• [PAGE TEXT]:
Start of Block
Back in 1995, a group of researchers investigated the satiety index of 38 common foods. Guess what? White rice was at the top of the list for having a low satiety index (Holt, 1995). Meaning it just does not make you very full. Potatoes were one of the top-ranking foods for making you full. So, extra tip, you might want to limit the potatoes if you are having a hard time getting food in.

Any white rice can be used here, sushi, jasmine, basmati, etc. Mix it up to have some variety. You can even choose a different format for white rice like rice noodles or cream of rice.

4. Cooked Spinach
This one is probably a shocker to see on the list of top foods for massing up. It's not a mass builder per se, but veggies are needed. We need veggies to complete our diet and fill in the micronutrient gaps.

The issue with many bodybuilders is food volumes get so high they end up cutting the veggies out simply as they are taking up space in the diet and are not large calorie contributors. Also, subbing in low-energy-dense foods like veggies leads to less overall calorie consumption (Bell, 1998). So, what to do?

Go, with low-volume veggie choices and those that contribute calories. I loved cooked spinach because 100g of cooked spinach in a meal is a very small dense amount compared to the same calorie amount from let's say something very water-based like a cucumber. A bonus is that 100g of spinach contains 200mg Nitrate and 800mg Betaine both of which can reduce fatigue during training and improve pumps.

5. Blueberries
Fruit is another underutilized food in the arsenal of bodybuilders and although it can be filling, however, we need to focus on health as well when adding on size. Blueberries have antioxidant and anti-inflammatory support with benefits for the brain, heart, and overall metabolic function (Kalt, 2020). In a mass phase, we are pushing the bounds of stress on the body, and having a phytonutrient-packed fruit can help manage the deleterious effects we are putting our body through.

Blueberries are also a more calorie-dense fruit with 140g containing 17g of carbohydrates. They do have fiber which may slow gastric emptying however fiber is going to be needed during a mass to keep GI health and not make a bulking stop point based on poor gut function.

Massing up this winter seems simple enough, just pound down more calories. But you will quickly realize the foods you pick will make a big difference in your success for long-term muscle gains and not feel bloated all off-season. Best of luck on your quest to mass this winter season!
End of Block
• [TRY IT]: Continue the article on foods for massing up, picking up after its final sentence.

[Document layout analysis data]
Start of Block
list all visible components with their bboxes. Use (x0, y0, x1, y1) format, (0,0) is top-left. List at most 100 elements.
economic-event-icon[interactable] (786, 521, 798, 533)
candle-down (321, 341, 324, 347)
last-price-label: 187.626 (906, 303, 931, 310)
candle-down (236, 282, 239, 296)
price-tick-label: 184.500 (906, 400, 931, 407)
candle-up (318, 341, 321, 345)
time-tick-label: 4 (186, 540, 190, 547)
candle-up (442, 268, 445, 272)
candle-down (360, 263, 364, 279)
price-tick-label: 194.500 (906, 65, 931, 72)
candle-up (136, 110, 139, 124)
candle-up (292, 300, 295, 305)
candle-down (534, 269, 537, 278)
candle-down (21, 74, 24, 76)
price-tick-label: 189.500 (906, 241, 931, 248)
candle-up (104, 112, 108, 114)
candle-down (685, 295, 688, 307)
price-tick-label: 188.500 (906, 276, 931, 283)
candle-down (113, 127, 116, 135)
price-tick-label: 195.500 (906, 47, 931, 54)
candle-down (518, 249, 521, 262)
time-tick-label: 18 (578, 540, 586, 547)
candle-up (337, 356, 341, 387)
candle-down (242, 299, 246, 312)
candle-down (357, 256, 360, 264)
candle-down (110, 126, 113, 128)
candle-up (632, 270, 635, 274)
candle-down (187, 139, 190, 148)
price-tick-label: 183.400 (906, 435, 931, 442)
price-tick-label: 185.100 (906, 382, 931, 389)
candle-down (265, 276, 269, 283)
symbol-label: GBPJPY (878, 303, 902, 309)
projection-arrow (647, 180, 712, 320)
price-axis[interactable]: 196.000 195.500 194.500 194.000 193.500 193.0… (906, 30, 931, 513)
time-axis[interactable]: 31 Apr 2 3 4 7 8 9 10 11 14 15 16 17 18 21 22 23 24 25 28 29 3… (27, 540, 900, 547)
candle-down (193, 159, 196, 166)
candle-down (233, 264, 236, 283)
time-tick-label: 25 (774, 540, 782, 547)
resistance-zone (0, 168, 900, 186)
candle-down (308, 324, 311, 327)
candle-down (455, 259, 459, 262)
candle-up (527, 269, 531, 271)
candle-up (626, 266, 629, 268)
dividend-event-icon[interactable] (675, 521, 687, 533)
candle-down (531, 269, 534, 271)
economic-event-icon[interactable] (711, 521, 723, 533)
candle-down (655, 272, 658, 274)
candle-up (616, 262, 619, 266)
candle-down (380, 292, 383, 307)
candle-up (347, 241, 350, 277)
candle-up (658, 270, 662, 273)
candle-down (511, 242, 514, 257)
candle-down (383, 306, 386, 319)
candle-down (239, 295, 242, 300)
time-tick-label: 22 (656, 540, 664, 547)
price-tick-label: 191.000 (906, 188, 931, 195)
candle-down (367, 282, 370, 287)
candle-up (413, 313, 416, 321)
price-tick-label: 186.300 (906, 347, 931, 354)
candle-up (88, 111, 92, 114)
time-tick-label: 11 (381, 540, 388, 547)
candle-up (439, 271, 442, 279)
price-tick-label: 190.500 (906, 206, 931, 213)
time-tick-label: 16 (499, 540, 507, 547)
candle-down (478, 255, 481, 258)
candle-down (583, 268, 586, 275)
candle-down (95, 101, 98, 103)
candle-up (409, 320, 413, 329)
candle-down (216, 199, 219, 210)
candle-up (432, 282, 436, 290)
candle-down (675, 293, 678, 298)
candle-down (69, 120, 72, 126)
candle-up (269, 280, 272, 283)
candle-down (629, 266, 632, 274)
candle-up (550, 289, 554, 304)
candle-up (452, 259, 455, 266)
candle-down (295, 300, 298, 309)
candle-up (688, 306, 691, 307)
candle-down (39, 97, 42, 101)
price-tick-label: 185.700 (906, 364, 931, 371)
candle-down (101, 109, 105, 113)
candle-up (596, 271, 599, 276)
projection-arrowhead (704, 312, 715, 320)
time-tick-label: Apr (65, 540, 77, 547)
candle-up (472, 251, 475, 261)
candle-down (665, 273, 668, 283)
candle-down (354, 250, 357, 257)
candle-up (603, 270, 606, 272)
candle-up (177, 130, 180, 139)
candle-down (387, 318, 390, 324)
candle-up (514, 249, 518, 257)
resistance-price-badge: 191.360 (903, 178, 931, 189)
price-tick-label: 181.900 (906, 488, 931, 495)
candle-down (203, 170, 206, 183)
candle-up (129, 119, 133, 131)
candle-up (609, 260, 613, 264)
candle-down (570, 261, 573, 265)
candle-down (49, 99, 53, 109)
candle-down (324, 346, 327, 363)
End of Block
• [FINAL ANSWER]:
References:

Zijlstra, Nicolien & De Wijk, Rene & Mars, Monica & Stafleu, Annette & Graaf, Cees. (2009). Effect of bite size and oral processing time of a semisolid food on satiation. The American journal of clinical nutrition. 90. 269-75. 10.3945/ajcn.2009.27694.

Veldhorst M, Smeets A, Soenen S, Hochstenbach-Waelen A, Hursel R, Diepvens K, Lejeune M, Luscombe-Marsh N, Westerterp-Plantenga M. Protein-induced satiety: effects and mechanisms of different proteins. Physiol Behav. 2008 May 23;94(2):300-7. doi: 10.1016/j.physbeh.2008.01.003. Epub 2008 Jan 12. PMID: 18282589.

Van Kleef E, Van Trijp JC, Van Den Borne JJ, Zondervan C. Successful development of satiety enhancing food products: towards a multidisciplinary agenda of research challenges. Crit Rev Food Sci Nutr. 2012;52(7):611-28. doi: 10.1080/10408398.2010.504901. PMID: 22530713; PMCID: PMC3662086.

Bell EA, Castellanos VH, Pelkman CL, Thorwart ML, Rolls BJ. Energy density of foods affects energy intake in normal-weight women. Am J Clin Nutr. 1998 Mar;67(3):412-20. doi: 10.1093/ajcn/67.3.412. PMID: 9497184.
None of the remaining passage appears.